▶ **Brief**
Omit the images, then output each of the records below exactly.

▶ **Entries**
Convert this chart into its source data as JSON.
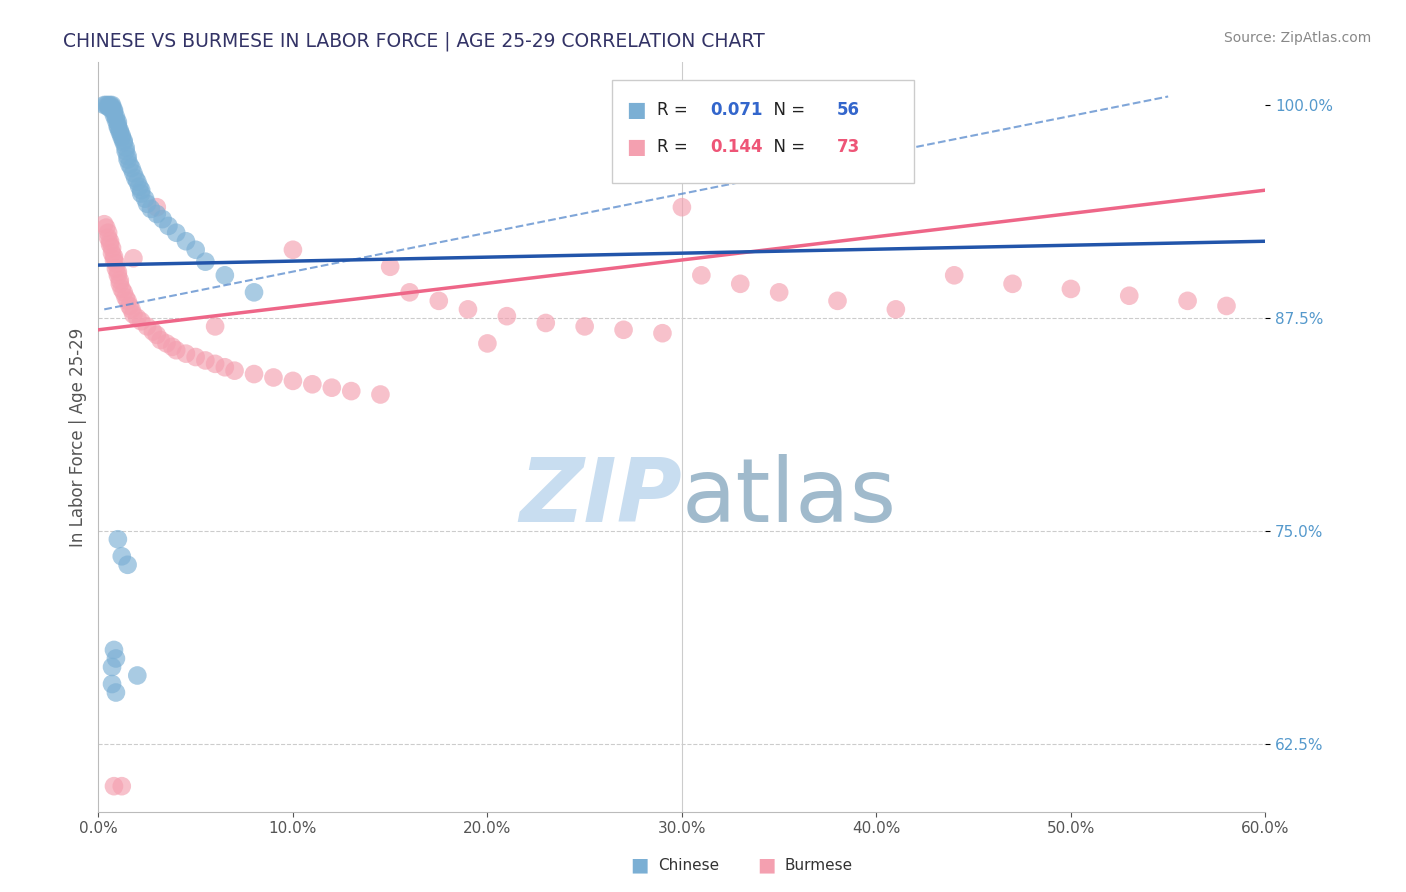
{
  "title": "CHINESE VS BURMESE IN LABOR FORCE | AGE 25-29 CORRELATION CHART",
  "source": "Source: ZipAtlas.com",
  "ylabel": "In Labor Force | Age 25-29",
  "xlim": [
    0.0,
    0.6
  ],
  "ylim": [
    0.585,
    1.025
  ],
  "chinese_R": 0.071,
  "chinese_N": 56,
  "burmese_R": 0.144,
  "burmese_N": 73,
  "chinese_color": "#7BAFD4",
  "burmese_color": "#F4A0B0",
  "chinese_line_color": "#2255AA",
  "burmese_line_color": "#EE6688",
  "dashed_line_color": "#5588CC",
  "watermark_color": "#C8DDF0",
  "background_color": "#FFFFFF",
  "grid_color": "#CCCCCC",
  "title_color": "#333366",
  "source_color": "#888888",
  "ytick_color": "#5599CC",
  "xtick_color": "#555555",
  "ylabel_color": "#555555",
  "chinese_x": [
    0.003,
    0.004,
    0.005,
    0.005,
    0.006,
    0.006,
    0.007,
    0.007,
    0.007,
    0.008,
    0.008,
    0.008,
    0.009,
    0.009,
    0.01,
    0.01,
    0.01,
    0.011,
    0.011,
    0.012,
    0.012,
    0.013,
    0.013,
    0.014,
    0.014,
    0.015,
    0.015,
    0.016,
    0.017,
    0.018,
    0.019,
    0.02,
    0.021,
    0.022,
    0.022,
    0.024,
    0.025,
    0.027,
    0.03,
    0.033,
    0.036,
    0.04,
    0.045,
    0.05,
    0.055,
    0.065,
    0.08,
    0.01,
    0.012,
    0.015,
    0.008,
    0.009,
    0.007,
    0.02,
    0.007,
    0.009
  ],
  "chinese_y": [
    1.0,
    1.0,
    1.0,
    0.999,
    1.0,
    0.998,
    1.0,
    0.999,
    0.998,
    0.997,
    0.996,
    0.994,
    0.993,
    0.991,
    0.99,
    0.988,
    0.987,
    0.985,
    0.984,
    0.982,
    0.981,
    0.979,
    0.978,
    0.975,
    0.973,
    0.97,
    0.968,
    0.965,
    0.963,
    0.96,
    0.957,
    0.955,
    0.952,
    0.95,
    0.948,
    0.945,
    0.942,
    0.939,
    0.936,
    0.933,
    0.929,
    0.925,
    0.92,
    0.915,
    0.908,
    0.9,
    0.89,
    0.745,
    0.735,
    0.73,
    0.68,
    0.675,
    0.67,
    0.665,
    0.66,
    0.655
  ],
  "burmese_x": [
    0.003,
    0.004,
    0.005,
    0.005,
    0.006,
    0.006,
    0.007,
    0.007,
    0.008,
    0.008,
    0.009,
    0.009,
    0.01,
    0.01,
    0.011,
    0.011,
    0.012,
    0.013,
    0.014,
    0.015,
    0.016,
    0.017,
    0.018,
    0.02,
    0.022,
    0.025,
    0.028,
    0.03,
    0.032,
    0.035,
    0.038,
    0.04,
    0.045,
    0.05,
    0.055,
    0.06,
    0.065,
    0.07,
    0.08,
    0.09,
    0.1,
    0.11,
    0.12,
    0.13,
    0.145,
    0.16,
    0.175,
    0.19,
    0.21,
    0.23,
    0.25,
    0.27,
    0.29,
    0.31,
    0.33,
    0.35,
    0.38,
    0.41,
    0.44,
    0.47,
    0.5,
    0.53,
    0.56,
    0.58,
    0.3,
    0.2,
    0.15,
    0.1,
    0.06,
    0.03,
    0.008,
    0.012,
    0.018
  ],
  "burmese_y": [
    0.93,
    0.928,
    0.925,
    0.922,
    0.92,
    0.918,
    0.916,
    0.913,
    0.911,
    0.909,
    0.907,
    0.904,
    0.902,
    0.9,
    0.897,
    0.895,
    0.892,
    0.89,
    0.887,
    0.885,
    0.882,
    0.88,
    0.877,
    0.875,
    0.873,
    0.87,
    0.867,
    0.865,
    0.862,
    0.86,
    0.858,
    0.856,
    0.854,
    0.852,
    0.85,
    0.848,
    0.846,
    0.844,
    0.842,
    0.84,
    0.838,
    0.836,
    0.834,
    0.832,
    0.83,
    0.89,
    0.885,
    0.88,
    0.876,
    0.872,
    0.87,
    0.868,
    0.866,
    0.9,
    0.895,
    0.89,
    0.885,
    0.88,
    0.9,
    0.895,
    0.892,
    0.888,
    0.885,
    0.882,
    0.94,
    0.86,
    0.905,
    0.915,
    0.87,
    0.94,
    0.6,
    0.6,
    0.91
  ]
}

▶ **Full answer**
Convert this chart into its source data as JSON.
{
  "title": "CHINESE VS BURMESE IN LABOR FORCE | AGE 25-29 CORRELATION CHART",
  "source": "Source: ZipAtlas.com",
  "ylabel": "In Labor Force | Age 25-29",
  "xlim": [
    0.0,
    0.6
  ],
  "ylim": [
    0.585,
    1.025
  ],
  "chinese_R": 0.071,
  "chinese_N": 56,
  "burmese_R": 0.144,
  "burmese_N": 73,
  "chinese_color": "#7BAFD4",
  "burmese_color": "#F4A0B0",
  "chinese_line_color": "#2255AA",
  "burmese_line_color": "#EE6688",
  "dashed_line_color": "#5588CC",
  "watermark_color": "#C8DDF0",
  "background_color": "#FFFFFF",
  "grid_color": "#CCCCCC",
  "title_color": "#333366",
  "source_color": "#888888",
  "ytick_color": "#5599CC",
  "xtick_color": "#555555",
  "ylabel_color": "#555555",
  "chinese_x": [
    0.003,
    0.004,
    0.005,
    0.005,
    0.006,
    0.006,
    0.007,
    0.007,
    0.007,
    0.008,
    0.008,
    0.008,
    0.009,
    0.009,
    0.01,
    0.01,
    0.01,
    0.011,
    0.011,
    0.012,
    0.012,
    0.013,
    0.013,
    0.014,
    0.014,
    0.015,
    0.015,
    0.016,
    0.017,
    0.018,
    0.019,
    0.02,
    0.021,
    0.022,
    0.022,
    0.024,
    0.025,
    0.027,
    0.03,
    0.033,
    0.036,
    0.04,
    0.045,
    0.05,
    0.055,
    0.065,
    0.08,
    0.01,
    0.012,
    0.015,
    0.008,
    0.009,
    0.007,
    0.02,
    0.007,
    0.009
  ],
  "chinese_y": [
    1.0,
    1.0,
    1.0,
    0.999,
    1.0,
    0.998,
    1.0,
    0.999,
    0.998,
    0.997,
    0.996,
    0.994,
    0.993,
    0.991,
    0.99,
    0.988,
    0.987,
    0.985,
    0.984,
    0.982,
    0.981,
    0.979,
    0.978,
    0.975,
    0.973,
    0.97,
    0.968,
    0.965,
    0.963,
    0.96,
    0.957,
    0.955,
    0.952,
    0.95,
    0.948,
    0.945,
    0.942,
    0.939,
    0.936,
    0.933,
    0.929,
    0.925,
    0.92,
    0.915,
    0.908,
    0.9,
    0.89,
    0.745,
    0.735,
    0.73,
    0.68,
    0.675,
    0.67,
    0.665,
    0.66,
    0.655
  ],
  "burmese_x": [
    0.003,
    0.004,
    0.005,
    0.005,
    0.006,
    0.006,
    0.007,
    0.007,
    0.008,
    0.008,
    0.009,
    0.009,
    0.01,
    0.01,
    0.011,
    0.011,
    0.012,
    0.013,
    0.014,
    0.015,
    0.016,
    0.017,
    0.018,
    0.02,
    0.022,
    0.025,
    0.028,
    0.03,
    0.032,
    0.035,
    0.038,
    0.04,
    0.045,
    0.05,
    0.055,
    0.06,
    0.065,
    0.07,
    0.08,
    0.09,
    0.1,
    0.11,
    0.12,
    0.13,
    0.145,
    0.16,
    0.175,
    0.19,
    0.21,
    0.23,
    0.25,
    0.27,
    0.29,
    0.31,
    0.33,
    0.35,
    0.38,
    0.41,
    0.44,
    0.47,
    0.5,
    0.53,
    0.56,
    0.58,
    0.3,
    0.2,
    0.15,
    0.1,
    0.06,
    0.03,
    0.008,
    0.012,
    0.018
  ],
  "burmese_y": [
    0.93,
    0.928,
    0.925,
    0.922,
    0.92,
    0.918,
    0.916,
    0.913,
    0.911,
    0.909,
    0.907,
    0.904,
    0.902,
    0.9,
    0.897,
    0.895,
    0.892,
    0.89,
    0.887,
    0.885,
    0.882,
    0.88,
    0.877,
    0.875,
    0.873,
    0.87,
    0.867,
    0.865,
    0.862,
    0.86,
    0.858,
    0.856,
    0.854,
    0.852,
    0.85,
    0.848,
    0.846,
    0.844,
    0.842,
    0.84,
    0.838,
    0.836,
    0.834,
    0.832,
    0.83,
    0.89,
    0.885,
    0.88,
    0.876,
    0.872,
    0.87,
    0.868,
    0.866,
    0.9,
    0.895,
    0.89,
    0.885,
    0.88,
    0.9,
    0.895,
    0.892,
    0.888,
    0.885,
    0.882,
    0.94,
    0.86,
    0.905,
    0.915,
    0.87,
    0.94,
    0.6,
    0.6,
    0.91
  ]
}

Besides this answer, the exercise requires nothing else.